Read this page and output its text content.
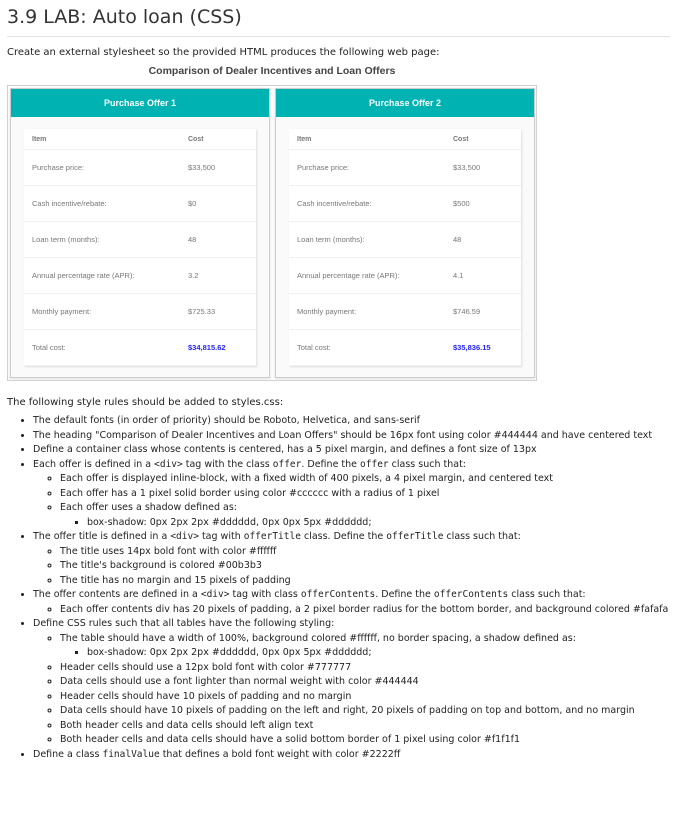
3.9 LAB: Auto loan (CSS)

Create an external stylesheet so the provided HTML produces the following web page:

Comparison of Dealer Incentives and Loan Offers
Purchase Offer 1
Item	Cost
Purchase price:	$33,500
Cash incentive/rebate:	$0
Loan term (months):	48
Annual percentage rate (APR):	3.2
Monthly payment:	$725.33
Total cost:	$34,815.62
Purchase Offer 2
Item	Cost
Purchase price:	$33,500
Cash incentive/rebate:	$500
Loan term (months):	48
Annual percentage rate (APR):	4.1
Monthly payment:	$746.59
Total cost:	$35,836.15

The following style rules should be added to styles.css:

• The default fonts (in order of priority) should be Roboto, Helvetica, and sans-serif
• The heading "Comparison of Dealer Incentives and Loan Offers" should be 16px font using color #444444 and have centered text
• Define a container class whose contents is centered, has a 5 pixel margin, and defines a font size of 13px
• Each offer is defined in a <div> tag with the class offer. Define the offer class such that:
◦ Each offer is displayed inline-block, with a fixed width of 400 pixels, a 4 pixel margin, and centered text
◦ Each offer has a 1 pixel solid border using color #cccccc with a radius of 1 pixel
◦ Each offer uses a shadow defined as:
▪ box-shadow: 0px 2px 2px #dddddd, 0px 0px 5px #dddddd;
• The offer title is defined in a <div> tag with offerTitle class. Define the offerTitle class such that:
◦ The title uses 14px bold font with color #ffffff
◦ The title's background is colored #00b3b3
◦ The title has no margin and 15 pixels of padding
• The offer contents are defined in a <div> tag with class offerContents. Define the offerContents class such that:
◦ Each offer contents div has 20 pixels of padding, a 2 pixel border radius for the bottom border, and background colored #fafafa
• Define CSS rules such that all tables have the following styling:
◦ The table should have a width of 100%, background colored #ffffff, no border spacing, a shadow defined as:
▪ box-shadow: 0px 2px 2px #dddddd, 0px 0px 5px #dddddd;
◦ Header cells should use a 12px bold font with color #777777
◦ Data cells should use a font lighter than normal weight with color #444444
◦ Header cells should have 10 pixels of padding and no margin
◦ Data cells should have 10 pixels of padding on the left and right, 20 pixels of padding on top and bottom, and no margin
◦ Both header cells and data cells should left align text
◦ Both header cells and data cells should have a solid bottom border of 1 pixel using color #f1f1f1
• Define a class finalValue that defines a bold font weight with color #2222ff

==

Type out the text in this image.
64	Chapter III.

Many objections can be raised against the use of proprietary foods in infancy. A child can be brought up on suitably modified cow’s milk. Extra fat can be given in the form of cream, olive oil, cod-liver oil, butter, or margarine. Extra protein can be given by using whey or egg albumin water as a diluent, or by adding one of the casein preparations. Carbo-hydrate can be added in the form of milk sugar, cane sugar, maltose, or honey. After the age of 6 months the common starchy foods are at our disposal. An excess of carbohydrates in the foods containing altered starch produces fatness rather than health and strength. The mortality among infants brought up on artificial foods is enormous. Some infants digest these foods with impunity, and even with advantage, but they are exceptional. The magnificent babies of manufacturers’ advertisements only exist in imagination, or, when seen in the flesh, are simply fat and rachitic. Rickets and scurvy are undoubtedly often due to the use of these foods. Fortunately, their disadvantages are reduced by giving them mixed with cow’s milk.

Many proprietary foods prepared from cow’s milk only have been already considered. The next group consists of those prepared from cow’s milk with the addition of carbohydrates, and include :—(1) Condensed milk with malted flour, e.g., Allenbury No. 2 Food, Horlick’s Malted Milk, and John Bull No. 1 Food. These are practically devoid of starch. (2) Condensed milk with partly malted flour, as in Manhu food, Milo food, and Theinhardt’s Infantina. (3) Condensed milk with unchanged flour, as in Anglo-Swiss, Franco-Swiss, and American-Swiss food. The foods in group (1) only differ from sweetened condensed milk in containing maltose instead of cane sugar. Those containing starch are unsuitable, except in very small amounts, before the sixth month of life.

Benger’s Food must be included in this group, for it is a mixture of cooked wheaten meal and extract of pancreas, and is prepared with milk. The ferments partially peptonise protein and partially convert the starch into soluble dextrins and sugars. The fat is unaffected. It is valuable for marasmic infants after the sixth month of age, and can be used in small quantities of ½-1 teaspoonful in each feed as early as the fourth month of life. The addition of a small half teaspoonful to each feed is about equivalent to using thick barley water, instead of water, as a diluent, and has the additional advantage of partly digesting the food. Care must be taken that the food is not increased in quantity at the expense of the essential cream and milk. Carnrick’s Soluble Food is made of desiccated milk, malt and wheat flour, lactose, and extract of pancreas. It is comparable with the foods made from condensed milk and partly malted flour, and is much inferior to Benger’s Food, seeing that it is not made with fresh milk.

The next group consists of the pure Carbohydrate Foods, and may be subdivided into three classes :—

**WORK ITEM:** Pull out all lines in the data above that include "weight".

**RESPONSE TO THIS EXERCISE:**
◦ Data cells should use a font lighter than normal weight with color #444444
• Define a class finalValue that defines a bold font weight with color #2222ff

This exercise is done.